◆ Directions ◆
Repeat the entries below exactly as they appear, with no pictures.

◆ Exercise input ◆

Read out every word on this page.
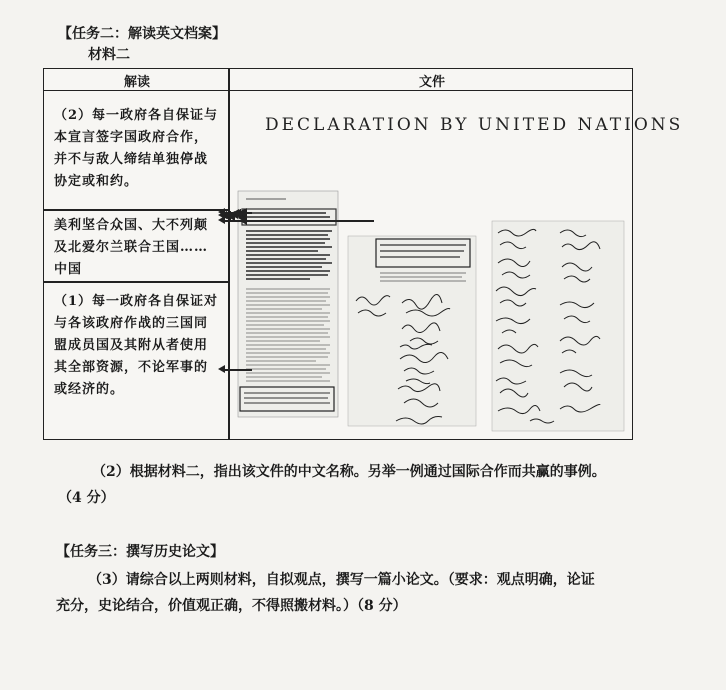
【任务二：解读英文档案】
材料二
解读	文件
（2）每一政府各自保证与
本宣言签字国政府合作，
并不与敌人缔结单独停战
协定或和约。
美利坚合众国、大不列颠
及北爱尔兰联合王国……
中国
（1）每一政府各自保证对
与各该政府作战的三国同
盟成员国及其附从者使用
其全部资源，不论军事的
或经济的。
DECLARATION BY UNITED NATIONS
（2）根据材料二，指出该文件的中文名称。另举一例通过国际合作而共赢的事例。
（4 分）
【任务三：撰写历史论文】
（3）请综合以上两则材料，自拟观点，撰写一篇小论文。（要求：观点明确，论证
充分，史论结合，价值观正确，不得照搬材料。）（8 分）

◆ Solution ◆
Read out every word on this page.
【任务二：解读英文档案】
材料二
解读	文件
（2）每一政府各自保证与
本宣言签字国政府合作，
并不与敌人缔结单独停战
协定或和约。
美利坚合众国、大不列颠
及北爱尔兰联合王国……
中国
（1）每一政府各自保证对
与各该政府作战的三国同
盟成员国及其附从者使用
其全部资源，不论军事的
或经济的。
DECLARATION BY UNITED NATIONS
（2）根据材料二，指出该文件的中文名称。另举一例通过国际合作而共赢的事例。
（4 分）
【任务三：撰写历史论文】
（3）请综合以上两则材料，自拟观点，撰写一篇小论文。（要求：观点明确，论证
充分，史论结合，价值观正确，不得照搬材料。）（8 分）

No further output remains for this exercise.